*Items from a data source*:

.....

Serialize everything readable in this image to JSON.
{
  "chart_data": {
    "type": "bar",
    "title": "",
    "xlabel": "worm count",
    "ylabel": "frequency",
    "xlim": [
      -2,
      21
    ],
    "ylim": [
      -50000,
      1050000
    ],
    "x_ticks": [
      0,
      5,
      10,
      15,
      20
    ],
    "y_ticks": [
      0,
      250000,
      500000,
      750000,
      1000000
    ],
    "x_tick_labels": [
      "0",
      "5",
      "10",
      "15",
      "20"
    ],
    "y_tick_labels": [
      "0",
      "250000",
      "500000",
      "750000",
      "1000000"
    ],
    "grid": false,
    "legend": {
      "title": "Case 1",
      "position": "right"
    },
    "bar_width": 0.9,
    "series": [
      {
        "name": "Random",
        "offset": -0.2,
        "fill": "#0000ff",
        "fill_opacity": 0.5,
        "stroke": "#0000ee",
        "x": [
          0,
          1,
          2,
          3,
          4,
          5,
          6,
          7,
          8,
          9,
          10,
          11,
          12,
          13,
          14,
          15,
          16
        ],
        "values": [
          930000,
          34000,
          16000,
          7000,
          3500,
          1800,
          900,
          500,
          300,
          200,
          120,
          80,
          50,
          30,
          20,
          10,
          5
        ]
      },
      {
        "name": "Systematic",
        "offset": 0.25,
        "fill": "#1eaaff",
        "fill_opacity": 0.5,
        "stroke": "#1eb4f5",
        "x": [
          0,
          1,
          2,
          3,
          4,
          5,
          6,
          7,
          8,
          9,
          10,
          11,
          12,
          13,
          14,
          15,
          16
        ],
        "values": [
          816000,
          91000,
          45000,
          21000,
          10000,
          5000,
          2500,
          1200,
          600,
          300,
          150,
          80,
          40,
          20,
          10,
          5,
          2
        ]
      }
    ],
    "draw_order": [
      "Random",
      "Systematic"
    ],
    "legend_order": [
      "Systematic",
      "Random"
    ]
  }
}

.....

*Directions for this task*: Take the entries and copy them out exactly.

*Output for this exercise*:
Serialize everything readable in this image to JSON.
{
  "chart_data": {
    "type": "bar",
    "title": "",
    "xlabel": "worm count",
    "ylabel": "frequency",
    "xlim": [
      -2,
      21
    ],
    "ylim": [
      -50000,
      1050000
    ],
    "x_ticks": [
      0,
      5,
      10,
      15,
      20
    ],
    "y_ticks": [
      0,
      250000,
      500000,
      750000,
      1000000
    ],
    "x_tick_labels": [
      "0",
      "5",
      "10",
      "15",
      "20"
    ],
    "y_tick_labels": [
      "0",
      "250000",
      "500000",
      "750000",
      "1000000"
    ],
    "grid": false,
    "legend": {
      "title": "Case 1",
      "position": "right"
    },
    "bar_width": 0.9,
    "series": [
      {
        "name": "Random",
        "offset": -0.2,
        "fill": "#0000ff",
        "fill_opacity": 0.5,
        "stroke": "#0000ee",
        "x": [
          0,
          1,
          2,
          3,
          4,
          5,
          6,
          7,
          8,
          9,
          10,
          11,
          12,
          13,
          14,
          15,
          16
        ],
        "values": [
          930000,
          34000,
          16000,
          7000,
          3500,
          1800,
          900,
          500,
          300,
          200,
          120,
          80,
          50,
          30,
          20,
          10,
          5
        ]
      },
      {
        "name": "Systematic",
        "offset": 0.25,
        "fill": "#1eaaff",
        "fill_opacity": 0.5,
        "stroke": "#1eb4f5",
        "x": [
          0,
          1,
          2,
          3,
          4,
          5,
          6,
          7,
          8,
          9,
          10,
          11,
          12,
          13,
          14,
          15,
          16
        ],
        "values": [
          816000,
          91000,
          45000,
          21000,
          10000,
          5000,
          2500,
          1200,
          600,
          300,
          150,
          80,
          40,
          20,
          10,
          5,
          2
        ]
      }
    ],
    "draw_order": [
      "Random",
      "Systematic"
    ],
    "legend_order": [
      "Systematic",
      "Random"
    ]
  }
}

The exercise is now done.